WORK TO DO — All lines featuring the string "text" are to be listed.

TASK DATA —
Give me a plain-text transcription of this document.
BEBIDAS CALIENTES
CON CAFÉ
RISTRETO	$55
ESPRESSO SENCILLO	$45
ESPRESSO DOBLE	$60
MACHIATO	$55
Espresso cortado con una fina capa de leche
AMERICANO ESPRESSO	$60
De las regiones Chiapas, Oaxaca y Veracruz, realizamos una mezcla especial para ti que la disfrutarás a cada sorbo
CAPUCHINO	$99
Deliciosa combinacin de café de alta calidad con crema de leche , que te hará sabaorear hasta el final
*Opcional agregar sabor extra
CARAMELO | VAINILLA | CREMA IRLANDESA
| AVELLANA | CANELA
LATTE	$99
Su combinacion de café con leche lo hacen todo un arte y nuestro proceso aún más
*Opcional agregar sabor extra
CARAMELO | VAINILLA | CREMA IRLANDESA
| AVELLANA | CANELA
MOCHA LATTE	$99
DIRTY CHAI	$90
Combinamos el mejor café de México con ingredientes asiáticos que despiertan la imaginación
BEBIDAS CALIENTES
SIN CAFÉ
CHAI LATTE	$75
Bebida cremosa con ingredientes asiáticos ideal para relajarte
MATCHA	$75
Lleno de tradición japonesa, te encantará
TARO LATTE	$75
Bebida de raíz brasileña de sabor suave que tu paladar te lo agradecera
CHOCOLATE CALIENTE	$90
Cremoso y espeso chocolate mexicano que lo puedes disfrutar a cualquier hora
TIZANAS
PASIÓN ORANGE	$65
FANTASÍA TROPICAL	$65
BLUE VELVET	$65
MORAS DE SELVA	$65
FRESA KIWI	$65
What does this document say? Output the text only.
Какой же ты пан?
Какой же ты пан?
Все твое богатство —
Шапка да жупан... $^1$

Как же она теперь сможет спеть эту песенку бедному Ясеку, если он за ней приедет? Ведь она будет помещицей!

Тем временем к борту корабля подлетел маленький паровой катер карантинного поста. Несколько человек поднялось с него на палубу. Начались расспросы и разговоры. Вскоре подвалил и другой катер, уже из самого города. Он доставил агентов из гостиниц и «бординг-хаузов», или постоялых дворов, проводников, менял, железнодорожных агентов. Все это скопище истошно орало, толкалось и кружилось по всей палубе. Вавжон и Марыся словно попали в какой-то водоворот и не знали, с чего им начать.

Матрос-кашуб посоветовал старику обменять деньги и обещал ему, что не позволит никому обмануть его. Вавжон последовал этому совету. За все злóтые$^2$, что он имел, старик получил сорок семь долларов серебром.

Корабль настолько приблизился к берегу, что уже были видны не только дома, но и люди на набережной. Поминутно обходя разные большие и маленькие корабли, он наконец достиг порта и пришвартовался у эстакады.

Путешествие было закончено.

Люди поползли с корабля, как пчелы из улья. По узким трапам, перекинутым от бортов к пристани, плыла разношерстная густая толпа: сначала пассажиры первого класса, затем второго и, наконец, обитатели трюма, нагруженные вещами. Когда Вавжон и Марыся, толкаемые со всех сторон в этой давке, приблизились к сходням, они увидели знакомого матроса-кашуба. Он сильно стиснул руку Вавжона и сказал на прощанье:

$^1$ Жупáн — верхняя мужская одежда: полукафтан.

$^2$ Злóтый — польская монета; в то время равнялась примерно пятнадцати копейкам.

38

RESULT FOR THIS TASK —
Give me a plain-text transcription of this document.
What does this document say? Output the text only.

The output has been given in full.